#### Dataset entries:
────────────────
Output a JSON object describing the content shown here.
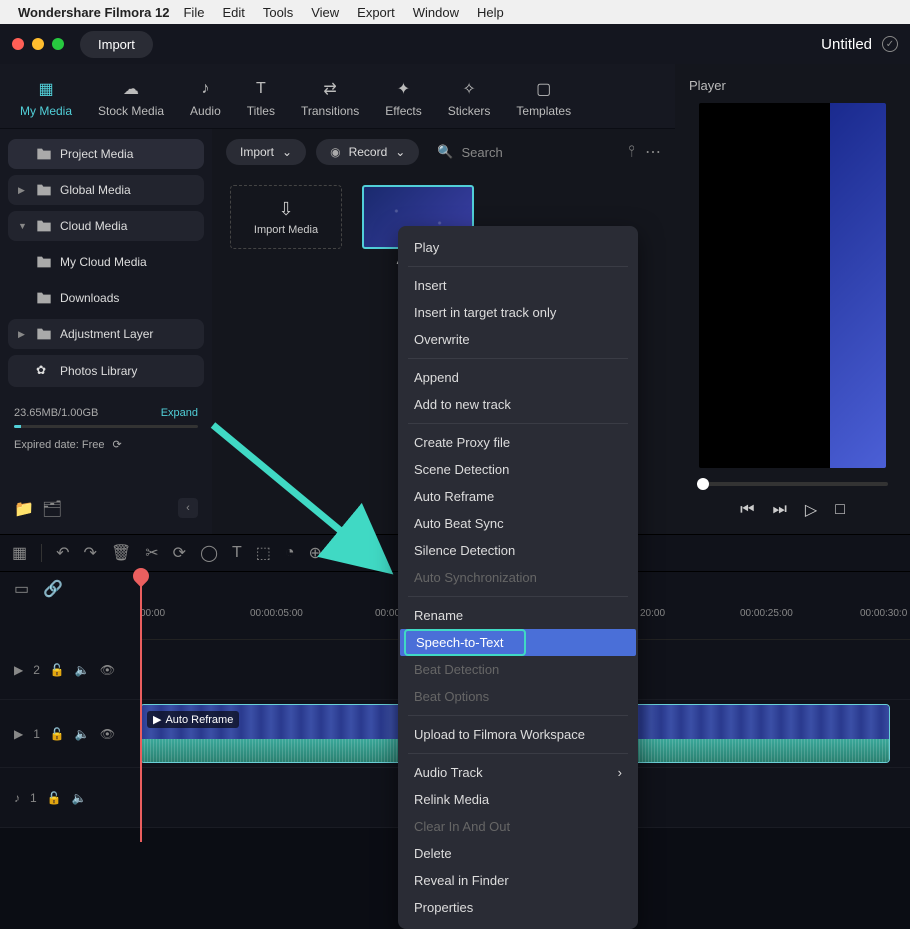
{
  "menubar": {
    "app": "Wondershare Filmora 12",
    "items": [
      "File",
      "Edit",
      "Tools",
      "View",
      "Export",
      "Window",
      "Help"
    ]
  },
  "titlebar": {
    "import": "Import",
    "title": "Untitled"
  },
  "tabs": [
    "My Media",
    "Stock Media",
    "Audio",
    "Titles",
    "Transitions",
    "Effects",
    "Stickers",
    "Templates"
  ],
  "sidebar": {
    "project": "Project Media",
    "global": "Global Media",
    "cloud": "Cloud Media",
    "myCloud": "My Cloud Media",
    "downloads": "Downloads",
    "adjust": "Adjustment Layer",
    "photos": "Photos Library",
    "storageUsed": "23.65MB",
    "storageTotal": "/1.00GB",
    "expand": "Expand",
    "expired": "Expired date: Free"
  },
  "mediaToolbar": {
    "import": "Import",
    "record": "Record",
    "searchPlaceholder": "Search"
  },
  "mediaGrid": {
    "importTile": "Import Media",
    "clip1": "Auto R..."
  },
  "player": {
    "title": "Player"
  },
  "timeline": {
    "labels": [
      "00:00",
      "00:00:05:00",
      "00:00:1",
      "20:00",
      "00:00:25:00",
      "00:00:30:0"
    ],
    "track2": "2",
    "track1v": "1",
    "track1a": "1",
    "clipLabel": "Auto Reframe"
  },
  "contextMenu": {
    "play": "Play",
    "insert": "Insert",
    "insertTarget": "Insert in target track only",
    "overwrite": "Overwrite",
    "append": "Append",
    "addNew": "Add to new track",
    "proxy": "Create Proxy file",
    "scene": "Scene Detection",
    "reframe": "Auto Reframe",
    "beat": "Auto Beat Sync",
    "silence": "Silence Detection",
    "sync": "Auto Synchronization",
    "rename": "Rename",
    "stt": "Speech-to-Text",
    "beatDet": "Beat Detection",
    "beatOpt": "Beat Options",
    "upload": "Upload to Filmora Workspace",
    "audioTrack": "Audio Track",
    "relink": "Relink Media",
    "clearIO": "Clear In And Out",
    "delete": "Delete",
    "reveal": "Reveal in Finder",
    "props": "Properties"
  }
}
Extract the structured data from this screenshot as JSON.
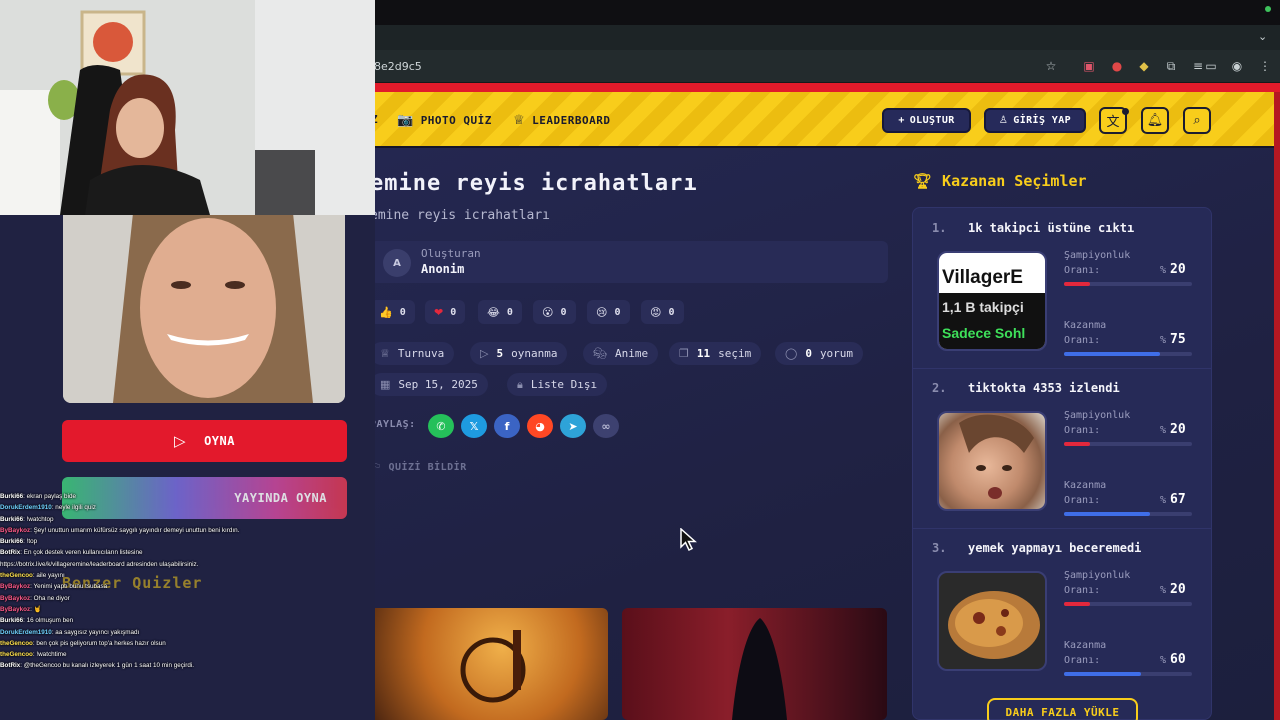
{
  "browser": {
    "url": "8e2d9c5"
  },
  "nav": {
    "photo_quiz": "PHOTO QUİZ",
    "leaderboard": "LEADERBOARD",
    "create": "OLUŞTUR",
    "login": "GİRİŞ YAP"
  },
  "quiz": {
    "title": "emine reyis icrahatları",
    "subtitle": "emine reyis icrahatları",
    "creator_label": "Oluşturan",
    "creator_name": "Anonim",
    "creator_initial": "A",
    "reactions": [
      {
        "emoji": "👍",
        "count": "0"
      },
      {
        "emoji": "❤",
        "count": "0"
      },
      {
        "emoji": "😂",
        "count": "0"
      },
      {
        "emoji": "😮",
        "count": "0"
      },
      {
        "emoji": "😢",
        "count": "0"
      },
      {
        "emoji": "😡",
        "count": "0"
      }
    ],
    "tags": {
      "type": "Turnuva",
      "plays_num": "5",
      "plays_label": "oynanma",
      "category": "Anime",
      "choices_num": "11",
      "choices_label": "seçim",
      "comments_num": "0",
      "comments_label": "yorum",
      "date": "Sep 15, 2025",
      "visibility": "Liste Dışı"
    },
    "share_label": "PAYLAŞ:",
    "report_label": "QUİZİ BİLDİR"
  },
  "left": {
    "play_label": "OYNA",
    "live_label": "YAYINDA OYNA",
    "similar_title": "Benzer Quizler"
  },
  "winners": {
    "title": "Kazanan Seçimler",
    "champ_label_1": "Şampiyonluk",
    "champ_label_2": "Oranı:",
    "win_label_1": "Kazanma",
    "win_label_2": "Oranı:",
    "pct": "%",
    "items": [
      {
        "rank": "1.",
        "name": "1k takipci üstüne cıktı",
        "champ": "20",
        "win": "75",
        "img_text_1": "VillagerE",
        "img_text_2": "1,1 B takipçi",
        "img_text_3": "Sadece Sohl"
      },
      {
        "rank": "2.",
        "name": "tiktokta 4353 izlendi",
        "champ": "20",
        "win": "67"
      },
      {
        "rank": "3.",
        "name": "yemek yapmayı beceremedi",
        "champ": "20",
        "win": "60"
      }
    ],
    "more_label": "DAHA FAZLA YÜKLE"
  },
  "chat": [
    {
      "user": "Burki66",
      "color": "#ffffff",
      "msg": ": ekran paylaş bide"
    },
    {
      "user": "DorukErdem1910",
      "color": "#6fd3ff",
      "msg": ": neyle ilgili quiz"
    },
    {
      "user": "Burki66",
      "color": "#ffffff",
      "msg": ": !watchtop"
    },
    {
      "user": "ByBaykoz",
      "color": "#ff5a8a",
      "msg": ": Şey! unuttun umarım küfürsüz saygılı yayındır demeyi unuttun beni kırdın."
    },
    {
      "user": "Burki66",
      "color": "#ffffff",
      "msg": ": !top"
    },
    {
      "user": "BotRix",
      "color": "#ffffff",
      "msg": ": En çok destek veren kullanıcıların listesine"
    },
    {
      "user": "",
      "color": "#ffffff",
      "msg": "https://botrix.live/k/villageremine/leaderboard adresinden ulaşabilirsiniz."
    },
    {
      "user": "theGencoo",
      "color": "#ffe14d",
      "msg": ": aile yayını"
    },
    {
      "user": "ByBaykoz",
      "color": "#ff5a8a",
      "msg": ": Yenimi yaptı bunu tsubasa"
    },
    {
      "user": "ByBaykoz",
      "color": "#ff5a8a",
      "msg": ": Oha ne diyor"
    },
    {
      "user": "ByBaykoz",
      "color": "#ff5a8a",
      "msg": ": 🤘"
    },
    {
      "user": "Burki66",
      "color": "#ffffff",
      "msg": ": 16 olmuşum ben"
    },
    {
      "user": "DorukErdem1910",
      "color": "#6fd3ff",
      "msg": ": aa saygısız yayıncı yakışmadı"
    },
    {
      "user": "theGencoo",
      "color": "#ffe14d",
      "msg": ": ben çok pis geliyorum top'a herkes hazır olsun"
    },
    {
      "user": "theGencoo",
      "color": "#ffe14d",
      "msg": ": !watchtime"
    },
    {
      "user": "BotRix",
      "color": "#ffffff",
      "msg": ": @theGencoo bu kanalı izleyerek 1 gün 1 saat 10 min geçirdi."
    }
  ]
}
────────────────
#### WORK INSTRUCTIONS:
Find each line that has the word "Insert", then copy it out.

#### RESULT FOR THIS EXERCISE:
    "insert": "Insert",
    "insertTarget": "Insert in target track only",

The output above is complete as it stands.